TASK DESCRIPTION> Only the lines containing the string "value" are needed; copy all of them from the listing.

TASK INPUTS>
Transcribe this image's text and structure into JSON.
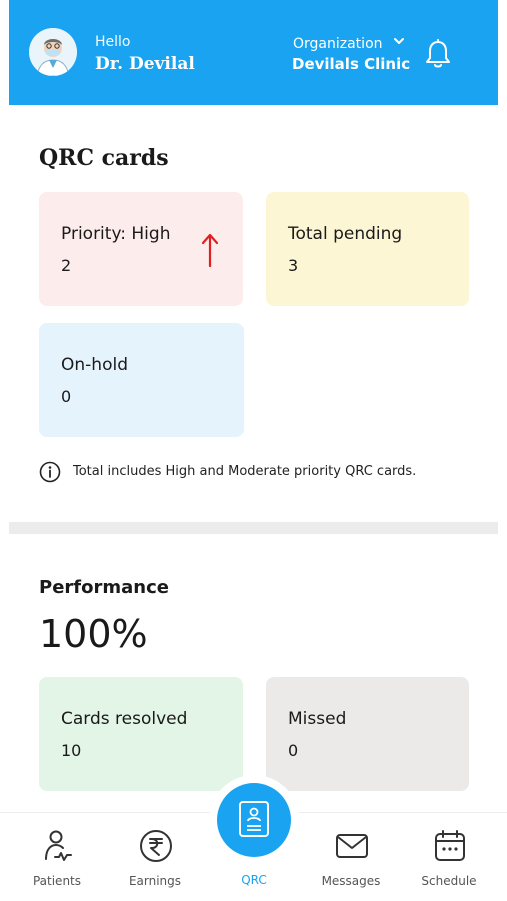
{
  "header": {
    "greeting": "Hello",
    "doctor_name": "Dr. Devilal",
    "org_label": "Organization",
    "org_name": "Devilals Clinic",
    "background": "#1aa3f0"
  },
  "qrc": {
    "title": "QRC cards",
    "cards": [
      {
        "label": "Priority: High",
        "value": "2",
        "color": "#fdecec",
        "indicator": "up-arrow (red)"
      },
      {
        "label": "Total pending",
        "value": "3",
        "color": "#fdf6d4"
      },
      {
        "label": "On-hold",
        "value": "0",
        "color": "#e5f3fd"
      }
    ],
    "note": "Total includes High and Moderate priority QRC cards."
  },
  "performance": {
    "label": "Performance",
    "value": "100%",
    "cards": [
      {
        "label": "Cards resolved",
        "value": "10",
        "color": "#e2f5e6"
      },
      {
        "label": "Missed",
        "value": "0",
        "color": "#ece9e9"
      }
    ]
  },
  "nav": {
    "items": [
      {
        "label": "Patients",
        "icon": "patient-icon"
      },
      {
        "label": "Earnings",
        "icon": "rupee-icon"
      },
      {
        "label": "QRC",
        "icon": "qrc-card-icon",
        "active": true
      },
      {
        "label": "Messages",
        "icon": "mail-icon"
      },
      {
        "label": "Schedule",
        "icon": "calendar-icon"
      }
    ],
    "active_color": "#1aa3f0"
  }
}
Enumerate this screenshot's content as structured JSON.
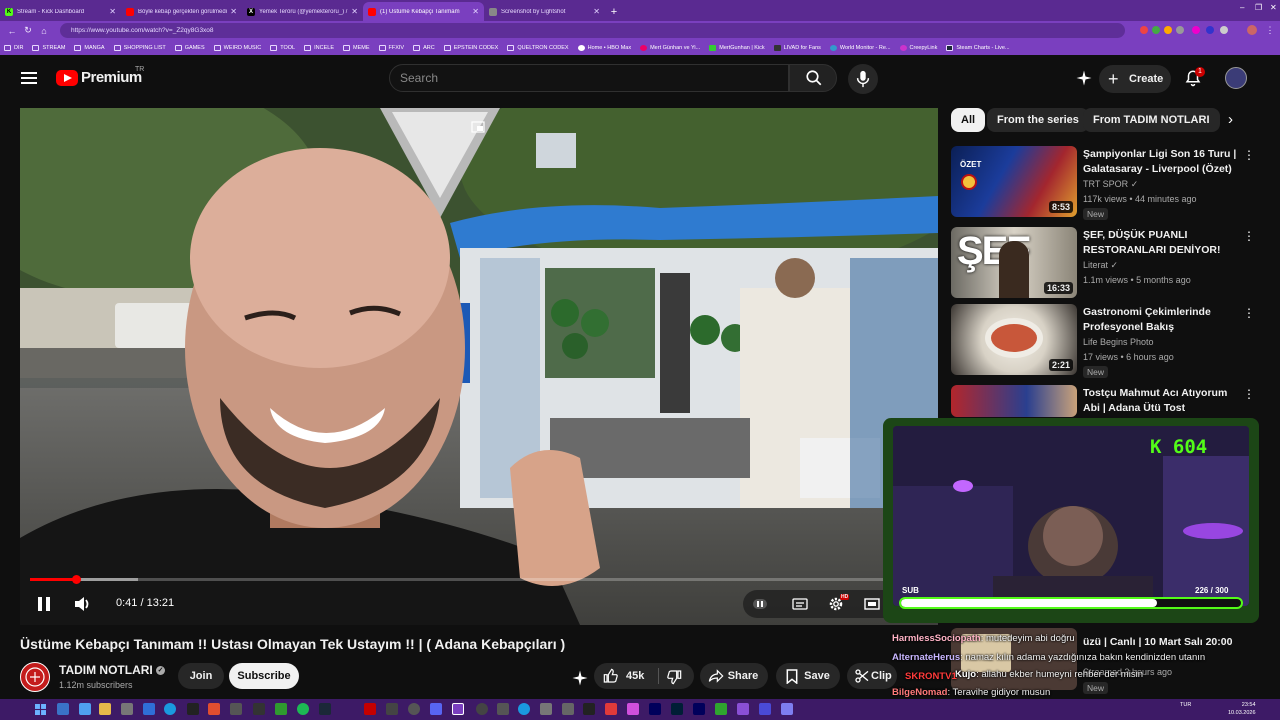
{
  "browser": {
    "tabs": [
      {
        "label": "Stream - Kick Dashboard",
        "favicon": "kick-icon",
        "color": "#53fc18"
      },
      {
        "label": "Böyle kebap gerçekten görülmedi",
        "favicon": "youtube-icon",
        "color": "#ff0000"
      },
      {
        "label": "Yemek Terörü (@yemekteroru_) / X",
        "favicon": "x-icon",
        "color": "#000000"
      },
      {
        "label": "(1) Üstüme Kebapçı Tanımam",
        "favicon": "youtube-icon",
        "color": "#ff0000",
        "active": true
      },
      {
        "label": "Screenshot by Lightshot",
        "favicon": "lightshot-icon",
        "color": "#888888"
      }
    ],
    "new_tab": "+",
    "window_controls": [
      "–",
      "❐",
      "✕"
    ],
    "url": "https://www.youtube.com/watch?v=_Z2qy8G3xo8",
    "bookmarks": [
      "DIR",
      "STREAM",
      "MANGA",
      "SHOPPING LIST",
      "GAMES",
      "WEIRD MUSIC",
      "TOOL",
      "INCELE",
      "MEME",
      "FFXIV",
      "ARC",
      "EPSTEIN CODEX",
      "QUELTRON CODEX",
      "Home • HBO Max",
      "Mert Günhan ve Yi...",
      "MertGunhan | Kick",
      "LIVAD for Fans",
      "World Monitor - Re...",
      "CreepyLink",
      "Steam Charts - Live..."
    ]
  },
  "header": {
    "brand": "Premium",
    "country": "TR",
    "search_placeholder": "Search",
    "create_label": "Create",
    "notification_count": "1"
  },
  "player": {
    "current_time": "0:41",
    "separator": "/",
    "duration": "13:21",
    "progress": 0.051,
    "buffered": 0.12,
    "hd_badge": "HD"
  },
  "video": {
    "title": "Üstüme Kebapçı Tanımam !! Ustası Olmayan Tek Ustayım !! | ( Adana Kebapçıları )",
    "channel_name": "TADIM NOTLARI",
    "subscribers": "1.12m subscribers",
    "join_label": "Join",
    "subscribe_label": "Subscribe",
    "likes": "45k",
    "share_label": "Share",
    "save_label": "Save",
    "clip_label": "Clip"
  },
  "sidebar": {
    "chips": [
      {
        "label": "All",
        "active": true
      },
      {
        "label": "From the series",
        "active": false
      },
      {
        "label": "From TADIM NOTLARI",
        "active": false
      }
    ],
    "recommendations": [
      {
        "title": "Şampiyonlar Ligi Son 16 Turu | Galatasaray - Liverpool (Özet)",
        "channel": "TRT SPOR",
        "meta": "117k views • 44 minutes ago",
        "duration": "8:53",
        "badge": "New",
        "thumb_label": "ÖZET"
      },
      {
        "title": "ŞEF, DÜŞÜK PUANLI RESTORANLARI DENİYOR!",
        "channel": "Literat",
        "meta": "1.1m views • 5 months ago",
        "duration": "16:33",
        "thumb_label": "ŞEF"
      },
      {
        "title": "Gastronomi Çekimlerinde Profesyonel Bakış",
        "channel": "Life Begins Photo",
        "meta": "17 views • 6 hours ago",
        "duration": "2:21",
        "badge": "New"
      },
      {
        "title": "Tostçu Mahmut Acı Atıyorum Abi | Adana Ütü Tost",
        "channel": "",
        "meta": ""
      }
    ],
    "partial_item": {
      "title": "üzü | Canlı | 10 Mart Salı 20:00",
      "meta": "Streamed 3 hours ago",
      "badge": "New"
    }
  },
  "overlay": {
    "follower_count": "K 604",
    "sub_label": "SUB",
    "sub_current": "226",
    "sub_goal": "300",
    "sub_separator": "/",
    "sub_fraction": 0.753
  },
  "chat": [
    {
      "user": "HarmlessSociopath",
      "message": ": mutedeyim abi doğru",
      "color": "#ffb3c6"
    },
    {
      "user": "AlternateHerus",
      "message": ": namaz kılın adama yazdığınıza bakın kendinizden utanın",
      "color": "#c8b6ff"
    },
    {
      "user": "Kujo",
      "message": ": allahu ekber humeyni rehber der misin",
      "color": "#ffffff"
    },
    {
      "user": "SKRONTV1",
      "message": "",
      "color": "#ff3b3b"
    },
    {
      "user": "BilgeNomad",
      "message": ": Teravihe gidiyor musun",
      "color": "#ff7a7a"
    }
  ],
  "taskbar": {
    "language": "TUR",
    "time": "23:54",
    "date": "10.03.2026"
  },
  "colors": {
    "accent": "#ff0000",
    "kick_green": "#53fc18",
    "browser_purple": "#7a3fbf"
  }
}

OUTPUT>
        "value": "2",
        "value": "3",
        "value": "0",
    "value": "100%",
        "value": "10",
        "value": "0",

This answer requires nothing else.